▶ [Required work]: The result should be a faithful copy of every entry below, with the pictures left out.

Segment Open

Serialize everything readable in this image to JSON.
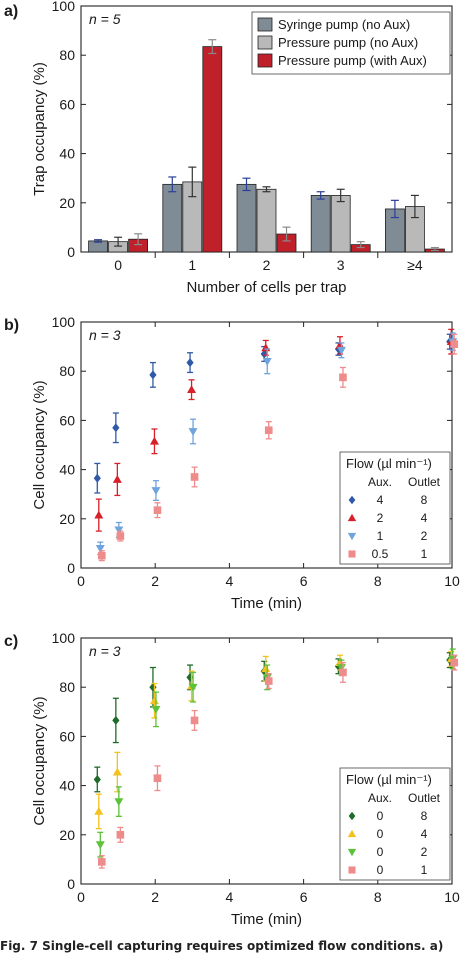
{
  "caption": "Fig. 7  Single-cell capturing requires optimized flow conditions. a)",
  "panels": [
    {
      "label": "a)",
      "n_text": "n = 5",
      "chart_data": {
        "type": "bar",
        "categories": [
          "0",
          "1",
          "2",
          "3",
          "≥4"
        ],
        "xlabel": "Number of cells per trap",
        "ylabel": "Trap occupancy (%)",
        "ylim": [
          0,
          100
        ],
        "yticks": [
          0,
          20,
          40,
          60,
          80,
          100
        ],
        "legend_position": "top-right",
        "series": [
          {
            "name": "Syringe pump (no Aux)",
            "color": "#7f8c95",
            "errcolor": "#2a3f9a",
            "values": [
              4.5,
              27.5,
              27.5,
              23,
              17.5
            ],
            "errors": [
              0.5,
              3,
              2.5,
              1.5,
              3.5
            ]
          },
          {
            "name": "Pressure pump (no Aux)",
            "color": "#b9b9b9",
            "errcolor": "#333333",
            "values": [
              4.2,
              28.5,
              25.5,
              23,
              18.5
            ],
            "errors": [
              1.8,
              6,
              1,
              2.5,
              4.5
            ]
          },
          {
            "name": "Pressure pump (with Aux)",
            "color": "#c0202a",
            "errcolor": "#8a8a8a",
            "values": [
              5.2,
              83.5,
              7.3,
              3,
              1.2
            ],
            "errors": [
              2.2,
              2.8,
              2.8,
              1.2,
              0.6
            ]
          }
        ]
      }
    },
    {
      "label": "b)",
      "n_text": "n = 3",
      "chart_data": {
        "type": "scatter",
        "xlabel": "Time (min)",
        "ylabel": "Cell occupancy (%)",
        "xlim": [
          0,
          10
        ],
        "ylim": [
          0,
          100
        ],
        "xticks": [
          0,
          2,
          4,
          6,
          8,
          10
        ],
        "yticks": [
          0,
          20,
          40,
          60,
          80,
          100
        ],
        "legend_title": "Flow (µl min⁻¹)",
        "legend_cols": [
          "Aux.",
          "Outlet"
        ],
        "legend_position": "bottom-right",
        "series": [
          {
            "aux": "4",
            "outlet": "8",
            "marker": "diamond",
            "color": "#2f5aa8",
            "x": [
              0.5,
              1,
              2,
              3,
              5,
              7,
              10
            ],
            "y": [
              36.5,
              57,
              78.5,
              83.5,
              87,
              89,
              92
            ],
            "err": [
              6,
              6,
              5,
              4,
              3,
              2.5,
              3
            ]
          },
          {
            "aux": "2",
            "outlet": "4",
            "marker": "triangle-up",
            "color": "#d7202a",
            "x": [
              0.5,
              1,
              2,
              3,
              5,
              7,
              10
            ],
            "y": [
              21.5,
              36,
              51.5,
              72.5,
              89.5,
              90.5,
              92
            ],
            "err": [
              6.5,
              6.5,
              5,
              4,
              3,
              3.5,
              5
            ]
          },
          {
            "aux": "1",
            "outlet": "2",
            "marker": "triangle-down",
            "color": "#6fa4dc",
            "x": [
              0.5,
              1,
              2,
              3,
              5,
              7,
              10
            ],
            "y": [
              8,
              15.5,
              31.5,
              55.5,
              84,
              88.5,
              92
            ],
            "err": [
              2.5,
              3,
              4,
              5,
              5,
              3,
              3.5
            ]
          },
          {
            "aux": "0.5",
            "outlet": "1",
            "marker": "square",
            "color": "#ee8c8c",
            "x": [
              0.5,
              1,
              2,
              3,
              5,
              7,
              10
            ],
            "y": [
              5,
              13,
              23.5,
              37,
              56,
              77.5,
              91
            ],
            "err": [
              2,
              2,
              3,
              4,
              3.5,
              4,
              4
            ]
          }
        ]
      }
    },
    {
      "label": "c)",
      "n_text": "n = 3",
      "chart_data": {
        "type": "scatter",
        "xlabel": "Time (min)",
        "ylabel": "Cell occupancy (%)",
        "xlim": [
          0,
          10
        ],
        "ylim": [
          0,
          100
        ],
        "xticks": [
          0,
          2,
          4,
          6,
          8,
          10
        ],
        "yticks": [
          0,
          20,
          40,
          60,
          80,
          100
        ],
        "legend_title": "Flow (µl min⁻¹)",
        "legend_cols": [
          "Aux.",
          "Outlet"
        ],
        "legend_position": "bottom-right",
        "series": [
          {
            "aux": "0",
            "outlet": "8",
            "marker": "diamond",
            "color": "#1f6b2a",
            "x": [
              0.5,
              1,
              2,
              3,
              5,
              7,
              10
            ],
            "y": [
              42.5,
              66.5,
              80,
              84,
              86.5,
              88.5,
              91
            ],
            "err": [
              5,
              9,
              8,
              5,
              4,
              3,
              3
            ]
          },
          {
            "aux": "0",
            "outlet": "4",
            "marker": "triangle-up",
            "color": "#f4c21e",
            "x": [
              0.5,
              1,
              2,
              3,
              5,
              7,
              10
            ],
            "y": [
              29.5,
              45.5,
              74.5,
              80.5,
              87.5,
              90,
              91.5
            ],
            "err": [
              7,
              8,
              7,
              6,
              5,
              3,
              3
            ]
          },
          {
            "aux": "0",
            "outlet": "2",
            "marker": "triangle-down",
            "color": "#5cc23a",
            "x": [
              0.5,
              1,
              2,
              3,
              5,
              7,
              10
            ],
            "y": [
              16,
              33.5,
              71,
              80,
              84,
              88,
              91.5
            ],
            "err": [
              5,
              6,
              7,
              6,
              5,
              3,
              4
            ]
          },
          {
            "aux": "0",
            "outlet": "1",
            "marker": "square",
            "color": "#ee8c8c",
            "x": [
              0.5,
              1,
              2,
              3,
              5,
              7,
              10
            ],
            "y": [
              9,
              20,
              43,
              66.5,
              82.5,
              86,
              90
            ],
            "err": [
              2.5,
              3,
              5,
              4,
              3,
              4,
              3
            ]
          }
        ]
      }
    }
  ]
}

Segment Closed

▶ [Solution]:
Serialize everything readable in this image to JSON.
{
  "caption": "Fig. 7  Single-cell capturing requires optimized flow conditions. a)",
  "panels": [
    {
      "label": "a)",
      "n_text": "n = 5",
      "chart_data": {
        "type": "bar",
        "categories": [
          "0",
          "1",
          "2",
          "3",
          "≥4"
        ],
        "xlabel": "Number of cells per trap",
        "ylabel": "Trap occupancy (%)",
        "ylim": [
          0,
          100
        ],
        "yticks": [
          0,
          20,
          40,
          60,
          80,
          100
        ],
        "legend_position": "top-right",
        "series": [
          {
            "name": "Syringe pump (no Aux)",
            "color": "#7f8c95",
            "errcolor": "#2a3f9a",
            "values": [
              4.5,
              27.5,
              27.5,
              23,
              17.5
            ],
            "errors": [
              0.5,
              3,
              2.5,
              1.5,
              3.5
            ]
          },
          {
            "name": "Pressure pump (no Aux)",
            "color": "#b9b9b9",
            "errcolor": "#333333",
            "values": [
              4.2,
              28.5,
              25.5,
              23,
              18.5
            ],
            "errors": [
              1.8,
              6,
              1,
              2.5,
              4.5
            ]
          },
          {
            "name": "Pressure pump (with Aux)",
            "color": "#c0202a",
            "errcolor": "#8a8a8a",
            "values": [
              5.2,
              83.5,
              7.3,
              3,
              1.2
            ],
            "errors": [
              2.2,
              2.8,
              2.8,
              1.2,
              0.6
            ]
          }
        ]
      }
    },
    {
      "label": "b)",
      "n_text": "n = 3",
      "chart_data": {
        "type": "scatter",
        "xlabel": "Time (min)",
        "ylabel": "Cell occupancy (%)",
        "xlim": [
          0,
          10
        ],
        "ylim": [
          0,
          100
        ],
        "xticks": [
          0,
          2,
          4,
          6,
          8,
          10
        ],
        "yticks": [
          0,
          20,
          40,
          60,
          80,
          100
        ],
        "legend_title": "Flow (µl min⁻¹)",
        "legend_cols": [
          "Aux.",
          "Outlet"
        ],
        "legend_position": "bottom-right",
        "series": [
          {
            "aux": "4",
            "outlet": "8",
            "marker": "diamond",
            "color": "#2f5aa8",
            "x": [
              0.5,
              1,
              2,
              3,
              5,
              7,
              10
            ],
            "y": [
              36.5,
              57,
              78.5,
              83.5,
              87,
              89,
              92
            ],
            "err": [
              6,
              6,
              5,
              4,
              3,
              2.5,
              3
            ]
          },
          {
            "aux": "2",
            "outlet": "4",
            "marker": "triangle-up",
            "color": "#d7202a",
            "x": [
              0.5,
              1,
              2,
              3,
              5,
              7,
              10
            ],
            "y": [
              21.5,
              36,
              51.5,
              72.5,
              89.5,
              90.5,
              92
            ],
            "err": [
              6.5,
              6.5,
              5,
              4,
              3,
              3.5,
              5
            ]
          },
          {
            "aux": "1",
            "outlet": "2",
            "marker": "triangle-down",
            "color": "#6fa4dc",
            "x": [
              0.5,
              1,
              2,
              3,
              5,
              7,
              10
            ],
            "y": [
              8,
              15.5,
              31.5,
              55.5,
              84,
              88.5,
              92
            ],
            "err": [
              2.5,
              3,
              4,
              5,
              5,
              3,
              3.5
            ]
          },
          {
            "aux": "0.5",
            "outlet": "1",
            "marker": "square",
            "color": "#ee8c8c",
            "x": [
              0.5,
              1,
              2,
              3,
              5,
              7,
              10
            ],
            "y": [
              5,
              13,
              23.5,
              37,
              56,
              77.5,
              91
            ],
            "err": [
              2,
              2,
              3,
              4,
              3.5,
              4,
              4
            ]
          }
        ]
      }
    },
    {
      "label": "c)",
      "n_text": "n = 3",
      "chart_data": {
        "type": "scatter",
        "xlabel": "Time (min)",
        "ylabel": "Cell occupancy (%)",
        "xlim": [
          0,
          10
        ],
        "ylim": [
          0,
          100
        ],
        "xticks": [
          0,
          2,
          4,
          6,
          8,
          10
        ],
        "yticks": [
          0,
          20,
          40,
          60,
          80,
          100
        ],
        "legend_title": "Flow (µl min⁻¹)",
        "legend_cols": [
          "Aux.",
          "Outlet"
        ],
        "legend_position": "bottom-right",
        "series": [
          {
            "aux": "0",
            "outlet": "8",
            "marker": "diamond",
            "color": "#1f6b2a",
            "x": [
              0.5,
              1,
              2,
              3,
              5,
              7,
              10
            ],
            "y": [
              42.5,
              66.5,
              80,
              84,
              86.5,
              88.5,
              91
            ],
            "err": [
              5,
              9,
              8,
              5,
              4,
              3,
              3
            ]
          },
          {
            "aux": "0",
            "outlet": "4",
            "marker": "triangle-up",
            "color": "#f4c21e",
            "x": [
              0.5,
              1,
              2,
              3,
              5,
              7,
              10
            ],
            "y": [
              29.5,
              45.5,
              74.5,
              80.5,
              87.5,
              90,
              91.5
            ],
            "err": [
              7,
              8,
              7,
              6,
              5,
              3,
              3
            ]
          },
          {
            "aux": "0",
            "outlet": "2",
            "marker": "triangle-down",
            "color": "#5cc23a",
            "x": [
              0.5,
              1,
              2,
              3,
              5,
              7,
              10
            ],
            "y": [
              16,
              33.5,
              71,
              80,
              84,
              88,
              91.5
            ],
            "err": [
              5,
              6,
              7,
              6,
              5,
              3,
              4
            ]
          },
          {
            "aux": "0",
            "outlet": "1",
            "marker": "square",
            "color": "#ee8c8c",
            "x": [
              0.5,
              1,
              2,
              3,
              5,
              7,
              10
            ],
            "y": [
              9,
              20,
              43,
              66.5,
              82.5,
              86,
              90
            ],
            "err": [
              2.5,
              3,
              5,
              4,
              3,
              4,
              3
            ]
          }
        ]
      }
    }
  ]
}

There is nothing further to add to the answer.